EXERCISE PROMPT: Within the material below, find each line bearing the word "Diameter" and present it.

DATA SUPPLIED:

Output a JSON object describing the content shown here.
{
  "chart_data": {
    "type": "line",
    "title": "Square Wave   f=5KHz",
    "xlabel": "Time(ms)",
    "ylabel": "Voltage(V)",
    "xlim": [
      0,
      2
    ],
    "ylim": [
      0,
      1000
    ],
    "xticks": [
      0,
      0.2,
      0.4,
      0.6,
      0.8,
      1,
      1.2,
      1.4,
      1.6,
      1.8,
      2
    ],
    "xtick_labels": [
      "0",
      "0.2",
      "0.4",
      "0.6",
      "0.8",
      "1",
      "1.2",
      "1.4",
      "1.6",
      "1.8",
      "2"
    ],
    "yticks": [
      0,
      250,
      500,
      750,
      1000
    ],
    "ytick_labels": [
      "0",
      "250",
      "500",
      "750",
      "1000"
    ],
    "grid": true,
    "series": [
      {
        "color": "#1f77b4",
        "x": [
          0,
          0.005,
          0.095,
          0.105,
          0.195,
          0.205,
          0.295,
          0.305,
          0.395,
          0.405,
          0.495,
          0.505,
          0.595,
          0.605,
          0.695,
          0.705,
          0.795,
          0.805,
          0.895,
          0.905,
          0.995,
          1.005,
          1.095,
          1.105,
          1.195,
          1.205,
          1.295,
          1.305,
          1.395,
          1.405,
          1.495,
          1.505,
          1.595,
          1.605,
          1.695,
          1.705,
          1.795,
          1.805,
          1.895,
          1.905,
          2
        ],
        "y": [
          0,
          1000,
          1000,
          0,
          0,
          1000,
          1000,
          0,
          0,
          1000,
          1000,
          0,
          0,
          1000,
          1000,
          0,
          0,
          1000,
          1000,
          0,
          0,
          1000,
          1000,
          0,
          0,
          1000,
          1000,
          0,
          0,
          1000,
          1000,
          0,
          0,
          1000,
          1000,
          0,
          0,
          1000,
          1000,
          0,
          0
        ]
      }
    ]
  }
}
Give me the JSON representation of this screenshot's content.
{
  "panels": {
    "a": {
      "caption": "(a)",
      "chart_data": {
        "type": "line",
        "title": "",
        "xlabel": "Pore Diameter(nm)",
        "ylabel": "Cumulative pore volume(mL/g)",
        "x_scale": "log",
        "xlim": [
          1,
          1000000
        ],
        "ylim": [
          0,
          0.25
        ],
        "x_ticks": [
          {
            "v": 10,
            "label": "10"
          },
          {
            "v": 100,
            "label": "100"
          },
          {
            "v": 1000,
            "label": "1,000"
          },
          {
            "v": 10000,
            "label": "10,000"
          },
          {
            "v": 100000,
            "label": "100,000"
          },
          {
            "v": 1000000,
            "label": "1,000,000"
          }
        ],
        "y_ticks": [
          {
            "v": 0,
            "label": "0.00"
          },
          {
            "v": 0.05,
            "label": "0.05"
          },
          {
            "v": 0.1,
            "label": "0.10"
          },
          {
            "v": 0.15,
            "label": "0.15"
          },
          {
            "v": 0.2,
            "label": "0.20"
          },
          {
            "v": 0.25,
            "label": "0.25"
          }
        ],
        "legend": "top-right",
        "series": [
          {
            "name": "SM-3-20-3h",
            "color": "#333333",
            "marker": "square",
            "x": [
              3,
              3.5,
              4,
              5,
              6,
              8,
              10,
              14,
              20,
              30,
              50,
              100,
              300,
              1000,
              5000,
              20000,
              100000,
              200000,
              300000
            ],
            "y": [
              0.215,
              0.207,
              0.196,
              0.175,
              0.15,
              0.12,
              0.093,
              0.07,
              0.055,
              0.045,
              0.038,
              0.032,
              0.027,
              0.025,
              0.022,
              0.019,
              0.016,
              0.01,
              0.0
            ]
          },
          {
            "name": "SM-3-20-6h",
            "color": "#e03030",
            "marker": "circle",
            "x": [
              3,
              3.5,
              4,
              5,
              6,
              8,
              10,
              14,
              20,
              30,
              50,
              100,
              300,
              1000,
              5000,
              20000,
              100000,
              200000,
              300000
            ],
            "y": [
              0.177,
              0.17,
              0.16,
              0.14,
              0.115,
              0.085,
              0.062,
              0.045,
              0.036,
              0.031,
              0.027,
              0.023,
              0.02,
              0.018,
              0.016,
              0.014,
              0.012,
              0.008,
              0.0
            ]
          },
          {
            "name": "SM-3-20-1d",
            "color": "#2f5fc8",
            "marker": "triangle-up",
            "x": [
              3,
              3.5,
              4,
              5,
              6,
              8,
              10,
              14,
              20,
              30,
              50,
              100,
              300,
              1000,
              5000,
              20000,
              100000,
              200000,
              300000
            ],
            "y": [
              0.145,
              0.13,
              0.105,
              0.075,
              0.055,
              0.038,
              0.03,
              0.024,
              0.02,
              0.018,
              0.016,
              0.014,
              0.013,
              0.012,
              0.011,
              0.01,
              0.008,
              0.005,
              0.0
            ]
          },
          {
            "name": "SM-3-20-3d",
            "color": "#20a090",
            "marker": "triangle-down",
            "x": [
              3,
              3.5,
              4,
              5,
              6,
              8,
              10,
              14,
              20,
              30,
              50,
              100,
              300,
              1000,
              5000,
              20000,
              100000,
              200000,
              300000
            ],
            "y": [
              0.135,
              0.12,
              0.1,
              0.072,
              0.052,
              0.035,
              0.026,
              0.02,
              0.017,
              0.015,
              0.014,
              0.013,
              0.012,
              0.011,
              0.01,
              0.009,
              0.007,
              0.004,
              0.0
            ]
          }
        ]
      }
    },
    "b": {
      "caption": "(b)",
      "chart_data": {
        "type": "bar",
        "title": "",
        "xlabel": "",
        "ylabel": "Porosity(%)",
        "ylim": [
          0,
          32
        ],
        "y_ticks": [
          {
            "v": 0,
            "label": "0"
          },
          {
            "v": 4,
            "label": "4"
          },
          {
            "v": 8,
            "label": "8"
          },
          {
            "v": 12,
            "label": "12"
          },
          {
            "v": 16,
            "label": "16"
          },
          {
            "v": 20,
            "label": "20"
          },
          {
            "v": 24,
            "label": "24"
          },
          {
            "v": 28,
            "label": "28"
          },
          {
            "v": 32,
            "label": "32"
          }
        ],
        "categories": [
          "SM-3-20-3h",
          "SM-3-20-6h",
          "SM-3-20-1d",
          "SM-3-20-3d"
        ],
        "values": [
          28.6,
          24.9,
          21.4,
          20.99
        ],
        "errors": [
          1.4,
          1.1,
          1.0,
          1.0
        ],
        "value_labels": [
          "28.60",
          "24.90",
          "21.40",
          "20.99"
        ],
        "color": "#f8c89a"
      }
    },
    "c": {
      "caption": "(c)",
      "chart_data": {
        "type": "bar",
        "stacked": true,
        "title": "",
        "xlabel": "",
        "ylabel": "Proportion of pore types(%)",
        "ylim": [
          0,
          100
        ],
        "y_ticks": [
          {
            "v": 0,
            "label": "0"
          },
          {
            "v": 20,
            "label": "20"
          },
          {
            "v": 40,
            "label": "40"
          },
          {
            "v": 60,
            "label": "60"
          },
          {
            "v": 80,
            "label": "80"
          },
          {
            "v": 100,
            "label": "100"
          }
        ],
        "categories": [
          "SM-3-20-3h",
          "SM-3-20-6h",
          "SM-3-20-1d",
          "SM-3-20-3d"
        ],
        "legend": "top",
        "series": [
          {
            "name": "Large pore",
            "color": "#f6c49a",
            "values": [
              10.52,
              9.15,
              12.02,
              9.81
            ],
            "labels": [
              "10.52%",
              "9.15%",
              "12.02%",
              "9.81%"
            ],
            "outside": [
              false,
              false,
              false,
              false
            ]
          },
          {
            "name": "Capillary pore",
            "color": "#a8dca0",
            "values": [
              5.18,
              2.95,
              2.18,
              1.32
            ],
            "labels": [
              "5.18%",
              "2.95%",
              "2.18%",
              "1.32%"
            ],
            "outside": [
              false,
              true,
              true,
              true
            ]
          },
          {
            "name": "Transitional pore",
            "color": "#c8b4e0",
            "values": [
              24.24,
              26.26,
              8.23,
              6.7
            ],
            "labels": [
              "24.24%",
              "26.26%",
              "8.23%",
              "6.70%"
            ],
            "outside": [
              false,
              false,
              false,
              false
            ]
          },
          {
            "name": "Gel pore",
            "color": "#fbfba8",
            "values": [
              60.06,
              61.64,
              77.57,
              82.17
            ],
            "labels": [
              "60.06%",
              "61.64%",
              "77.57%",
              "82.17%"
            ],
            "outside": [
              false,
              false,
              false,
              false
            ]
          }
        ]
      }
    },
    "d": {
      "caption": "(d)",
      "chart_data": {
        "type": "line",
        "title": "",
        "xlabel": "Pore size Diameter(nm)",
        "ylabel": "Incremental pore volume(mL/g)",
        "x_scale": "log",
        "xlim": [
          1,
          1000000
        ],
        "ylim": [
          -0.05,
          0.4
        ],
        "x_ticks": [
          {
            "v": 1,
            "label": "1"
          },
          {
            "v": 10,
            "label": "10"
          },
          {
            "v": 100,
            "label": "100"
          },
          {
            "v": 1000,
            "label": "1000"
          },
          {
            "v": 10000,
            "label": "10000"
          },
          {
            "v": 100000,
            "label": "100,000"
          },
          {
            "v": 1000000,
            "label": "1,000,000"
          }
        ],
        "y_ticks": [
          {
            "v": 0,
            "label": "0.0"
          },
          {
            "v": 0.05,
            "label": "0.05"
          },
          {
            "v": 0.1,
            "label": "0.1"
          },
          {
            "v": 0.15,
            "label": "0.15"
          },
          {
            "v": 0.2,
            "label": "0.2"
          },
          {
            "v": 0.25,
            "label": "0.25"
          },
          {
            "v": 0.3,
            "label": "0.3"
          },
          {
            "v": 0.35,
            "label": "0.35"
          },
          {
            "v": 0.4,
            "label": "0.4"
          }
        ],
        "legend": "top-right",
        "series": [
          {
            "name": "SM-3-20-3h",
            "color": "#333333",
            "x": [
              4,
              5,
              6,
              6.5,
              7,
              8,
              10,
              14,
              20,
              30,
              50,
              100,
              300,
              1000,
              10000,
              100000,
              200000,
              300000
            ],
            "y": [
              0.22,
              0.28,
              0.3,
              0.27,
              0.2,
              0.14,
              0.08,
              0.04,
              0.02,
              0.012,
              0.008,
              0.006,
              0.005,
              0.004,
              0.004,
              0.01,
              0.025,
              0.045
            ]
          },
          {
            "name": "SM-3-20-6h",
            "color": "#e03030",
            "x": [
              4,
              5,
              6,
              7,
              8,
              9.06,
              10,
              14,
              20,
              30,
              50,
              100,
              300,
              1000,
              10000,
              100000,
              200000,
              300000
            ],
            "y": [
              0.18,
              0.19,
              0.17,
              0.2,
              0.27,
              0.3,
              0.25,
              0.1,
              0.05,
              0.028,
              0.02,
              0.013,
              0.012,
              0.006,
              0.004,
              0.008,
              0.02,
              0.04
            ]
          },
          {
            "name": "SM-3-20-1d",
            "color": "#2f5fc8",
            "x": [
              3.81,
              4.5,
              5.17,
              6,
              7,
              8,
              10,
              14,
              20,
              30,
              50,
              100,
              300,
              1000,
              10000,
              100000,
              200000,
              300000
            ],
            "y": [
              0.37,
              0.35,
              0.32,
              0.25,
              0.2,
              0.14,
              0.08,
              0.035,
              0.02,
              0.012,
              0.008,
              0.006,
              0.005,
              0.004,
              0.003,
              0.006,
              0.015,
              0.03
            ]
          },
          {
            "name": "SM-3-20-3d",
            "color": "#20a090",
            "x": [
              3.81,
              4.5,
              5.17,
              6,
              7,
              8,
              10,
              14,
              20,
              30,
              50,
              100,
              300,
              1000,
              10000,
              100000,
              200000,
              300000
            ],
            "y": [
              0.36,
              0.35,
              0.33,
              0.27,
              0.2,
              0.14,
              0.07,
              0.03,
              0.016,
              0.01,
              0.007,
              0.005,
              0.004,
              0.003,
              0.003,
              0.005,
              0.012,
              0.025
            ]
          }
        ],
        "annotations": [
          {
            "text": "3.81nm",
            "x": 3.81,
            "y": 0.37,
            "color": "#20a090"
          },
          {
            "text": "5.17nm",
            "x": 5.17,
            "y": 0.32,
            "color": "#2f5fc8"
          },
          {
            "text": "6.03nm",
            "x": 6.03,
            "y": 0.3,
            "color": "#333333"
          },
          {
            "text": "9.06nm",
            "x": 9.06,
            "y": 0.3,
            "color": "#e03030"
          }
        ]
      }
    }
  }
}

RESULT:
        "xlabel": "Pore Diameter(nm)",
        "xlabel": "Pore size Diameter(nm)",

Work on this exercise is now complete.